## STATED EXERCISE
Retype the material in full, keeping every word the same.

============

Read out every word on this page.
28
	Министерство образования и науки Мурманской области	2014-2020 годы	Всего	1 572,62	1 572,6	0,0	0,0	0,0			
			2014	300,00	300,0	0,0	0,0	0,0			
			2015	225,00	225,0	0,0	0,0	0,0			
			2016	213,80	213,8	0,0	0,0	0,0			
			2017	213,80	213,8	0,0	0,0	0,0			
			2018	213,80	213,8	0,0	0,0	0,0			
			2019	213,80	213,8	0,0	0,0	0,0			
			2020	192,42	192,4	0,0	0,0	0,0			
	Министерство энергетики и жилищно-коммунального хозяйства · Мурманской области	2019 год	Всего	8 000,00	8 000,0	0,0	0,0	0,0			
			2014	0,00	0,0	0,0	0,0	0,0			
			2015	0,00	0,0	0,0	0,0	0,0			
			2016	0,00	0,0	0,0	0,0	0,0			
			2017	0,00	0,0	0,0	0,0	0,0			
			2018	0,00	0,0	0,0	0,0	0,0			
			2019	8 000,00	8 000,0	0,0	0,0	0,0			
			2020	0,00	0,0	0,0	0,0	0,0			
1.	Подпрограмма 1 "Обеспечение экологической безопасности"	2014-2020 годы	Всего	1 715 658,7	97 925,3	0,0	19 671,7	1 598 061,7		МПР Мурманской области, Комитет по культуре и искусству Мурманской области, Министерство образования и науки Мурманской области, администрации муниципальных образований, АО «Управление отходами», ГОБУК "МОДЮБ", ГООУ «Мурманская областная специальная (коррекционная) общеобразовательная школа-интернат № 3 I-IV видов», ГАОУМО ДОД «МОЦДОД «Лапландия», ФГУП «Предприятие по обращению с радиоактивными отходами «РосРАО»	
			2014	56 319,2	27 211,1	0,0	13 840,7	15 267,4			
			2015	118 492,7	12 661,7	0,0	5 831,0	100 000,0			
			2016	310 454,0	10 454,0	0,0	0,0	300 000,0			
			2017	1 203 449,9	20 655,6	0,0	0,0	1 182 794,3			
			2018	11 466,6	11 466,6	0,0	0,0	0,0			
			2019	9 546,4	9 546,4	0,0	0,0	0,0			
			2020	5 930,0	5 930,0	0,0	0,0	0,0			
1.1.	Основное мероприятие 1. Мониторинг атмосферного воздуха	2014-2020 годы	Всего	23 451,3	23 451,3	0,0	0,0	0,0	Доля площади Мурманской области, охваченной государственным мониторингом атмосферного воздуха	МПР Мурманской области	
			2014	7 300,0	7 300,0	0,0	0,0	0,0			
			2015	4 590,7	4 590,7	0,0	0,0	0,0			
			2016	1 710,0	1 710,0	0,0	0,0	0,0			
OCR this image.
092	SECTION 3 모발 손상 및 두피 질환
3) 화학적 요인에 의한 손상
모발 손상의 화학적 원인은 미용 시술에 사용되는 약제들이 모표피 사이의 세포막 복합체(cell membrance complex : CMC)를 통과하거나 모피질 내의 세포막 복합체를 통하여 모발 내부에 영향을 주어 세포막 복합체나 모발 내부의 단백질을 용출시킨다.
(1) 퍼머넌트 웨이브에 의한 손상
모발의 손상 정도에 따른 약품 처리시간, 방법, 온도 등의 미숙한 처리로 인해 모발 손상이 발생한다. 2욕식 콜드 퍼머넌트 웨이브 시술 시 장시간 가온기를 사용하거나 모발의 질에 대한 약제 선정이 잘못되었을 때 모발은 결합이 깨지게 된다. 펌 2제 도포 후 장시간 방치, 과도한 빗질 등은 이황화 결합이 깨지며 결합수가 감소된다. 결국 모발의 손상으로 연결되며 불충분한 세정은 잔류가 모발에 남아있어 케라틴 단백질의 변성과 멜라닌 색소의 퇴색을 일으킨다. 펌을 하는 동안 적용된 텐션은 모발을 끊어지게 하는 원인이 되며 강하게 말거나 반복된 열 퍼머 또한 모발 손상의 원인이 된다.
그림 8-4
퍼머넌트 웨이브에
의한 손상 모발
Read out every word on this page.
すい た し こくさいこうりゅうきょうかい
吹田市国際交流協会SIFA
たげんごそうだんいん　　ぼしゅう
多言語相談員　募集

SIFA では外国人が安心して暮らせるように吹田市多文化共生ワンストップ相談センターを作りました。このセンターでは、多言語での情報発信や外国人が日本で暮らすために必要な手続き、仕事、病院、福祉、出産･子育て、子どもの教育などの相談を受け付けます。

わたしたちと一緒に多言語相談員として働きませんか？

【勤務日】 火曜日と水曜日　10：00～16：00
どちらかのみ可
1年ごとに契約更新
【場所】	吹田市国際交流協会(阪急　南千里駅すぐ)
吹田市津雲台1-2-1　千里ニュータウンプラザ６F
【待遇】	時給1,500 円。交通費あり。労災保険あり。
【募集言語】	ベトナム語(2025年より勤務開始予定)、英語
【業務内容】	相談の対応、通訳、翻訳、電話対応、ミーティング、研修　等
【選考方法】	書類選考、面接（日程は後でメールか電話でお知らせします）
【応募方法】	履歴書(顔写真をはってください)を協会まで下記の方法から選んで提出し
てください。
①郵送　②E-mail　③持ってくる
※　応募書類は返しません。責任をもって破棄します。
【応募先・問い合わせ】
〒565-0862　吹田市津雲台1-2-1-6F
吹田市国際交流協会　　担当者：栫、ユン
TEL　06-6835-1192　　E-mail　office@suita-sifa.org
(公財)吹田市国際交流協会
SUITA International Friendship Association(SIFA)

============

## THE REPLY
Read out every word on this page.
28
	Министерство образования и науки Мурманской области	2014-2020 годы	Всего	1 572,62	1 572,6	0,0	0,0	0,0			
			2014	300,00	300,0	0,0	0,0	0,0			
			2015	225,00	225,0	0,0	0,0	0,0			
			2016	213,80	213,8	0,0	0,0	0,0			
			2017	213,80	213,8	0,0	0,0	0,0			
			2018	213,80	213,8	0,0	0,0	0,0			
			2019	213,80	213,8	0,0	0,0	0,0			
			2020	192,42	192,4	0,0	0,0	0,0			
	Министерство энергетики и жилищно-коммунального хозяйства · Мурманской области	2019 год	Всего	8 000,00	8 000,0	0,0	0,0	0,0			
			2014	0,00	0,0	0,0	0,0	0,0			
			2015	0,00	0,0	0,0	0,0	0,0			
			2016	0,00	0,0	0,0	0,0	0,0			
			2017	0,00	0,0	0,0	0,0	0,0			
			2018	0,00	0,0	0,0	0,0	0,0			
			2019	8 000,00	8 000,0	0,0	0,0	0,0			
			2020	0,00	0,0	0,0	0,0	0,0			
1.	Подпрограмма 1 "Обеспечение экологической безопасности"	2014-2020 годы	Всего	1 715 658,7	97 925,3	0,0	19 671,7	1 598 061,7		МПР Мурманской области, Комитет по культуре и искусству Мурманской области, Министерство образования и науки Мурманской области, администрации муниципальных образований, АО «Управление отходами», ГОБУК "МОДЮБ", ГООУ «Мурманская областная специальная (коррекционная) общеобразовательная школа-интернат № 3 I-IV видов», ГАОУМО ДОД «МОЦДОД «Лапландия», ФГУП «Предприятие по обращению с радиоактивными отходами «РосРАО»	
			2014	56 319,2	27 211,1	0,0	13 840,7	15 267,4			
			2015	118 492,7	12 661,7	0,0	5 831,0	100 000,0			
			2016	310 454,0	10 454,0	0,0	0,0	300 000,0			
			2017	1 203 449,9	20 655,6	0,0	0,0	1 182 794,3			
			2018	11 466,6	11 466,6	0,0	0,0	0,0			
			2019	9 546,4	9 546,4	0,0	0,0	0,0			
			2020	5 930,0	5 930,0	0,0	0,0	0,0			
1.1.	Основное мероприятие 1. Мониторинг атмосферного воздуха	2014-2020 годы	Всего	23 451,3	23 451,3	0,0	0,0	0,0	Доля площади Мурманской области, охваченной государственным мониторингом атмосферного воздуха	МПР Мурманской области	
			2014	7 300,0	7 300,0	0,0	0,0	0,0			
			2015	4 590,7	4 590,7	0,0	0,0	0,0			
			2016	1 710,0	1 710,0	0,0	0,0	0,0			
OCR this image.
092	SECTION 3 모발 손상 및 두피 질환
3) 화학적 요인에 의한 손상
모발 손상의 화학적 원인은 미용 시술에 사용되는 약제들이 모표피 사이의 세포막 복합체(cell membrance complex : CMC)를 통과하거나 모피질 내의 세포막 복합체를 통하여 모발 내부에 영향을 주어 세포막 복합체나 모발 내부의 단백질을 용출시킨다.
(1) 퍼머넌트 웨이브에 의한 손상
모발의 손상 정도에 따른 약품 처리시간, 방법, 온도 등의 미숙한 처리로 인해 모발 손상이 발생한다. 2욕식 콜드 퍼머넌트 웨이브 시술 시 장시간 가온기를 사용하거나 모발의 질에 대한 약제 선정이 잘못되었을 때 모발은 결합이 깨지게 된다. 펌 2제 도포 후 장시간 방치, 과도한 빗질 등은 이황화 결합이 깨지며 결합수가 감소된다. 결국 모발의 손상으로 연결되며 불충분한 세정은 잔류가 모발에 남아있어 케라틴 단백질의 변성과 멜라닌 색소의 퇴색을 일으킨다. 펌을 하는 동안 적용된 텐션은 모발을 끊어지게 하는 원인이 되며 강하게 말거나 반복된 열 퍼머 또한 모발 손상의 원인이 된다.
그림 8-4
퍼머넌트 웨이브에
의한 손상 모발
Read out every word on this page.
すい た し こくさいこうりゅうきょうかい
吹田市国際交流協会SIFA
たげんごそうだんいん　　ぼしゅう
多言語相談員　募集

SIFA では外国人が安心して暮らせるように吹田市多文化共生ワンストップ相談センターを作りました。このセンターでは、多言語での情報発信や外国人が日本で暮らすために必要な手続き、仕事、病院、福祉、出産･子育て、子どもの教育などの相談を受け付けます。

わたしたちと一緒に多言語相談員として働きませんか？

【勤務日】 火曜日と水曜日　10：00～16：00
どちらかのみ可
1年ごとに契約更新
【場所】	吹田市国際交流協会(阪急　南千里駅すぐ)
吹田市津雲台1-2-1　千里ニュータウンプラザ６F
【待遇】	時給1,500 円。交通費あり。労災保険あり。
【募集言語】	ベトナム語(2025年より勤務開始予定)、英語
【業務内容】	相談の対応、通訳、翻訳、電話対応、ミーティング、研修　等
【選考方法】	書類選考、面接（日程は後でメールか電話でお知らせします）
【応募方法】	履歴書(顔写真をはってください)を協会まで下記の方法から選んで提出し
てください。
①郵送　②E-mail　③持ってくる
※　応募書類は返しません。責任をもって破棄します。
【応募先・問い合わせ】
〒565-0862　吹田市津雲台1-2-1-6F
吹田市国際交流協会　　担当者：栫、ユン
TEL　06-6835-1192　　E-mail　office@suita-sifa.org
(公財)吹田市国際交流協会
SUITA International Friendship Association(SIFA)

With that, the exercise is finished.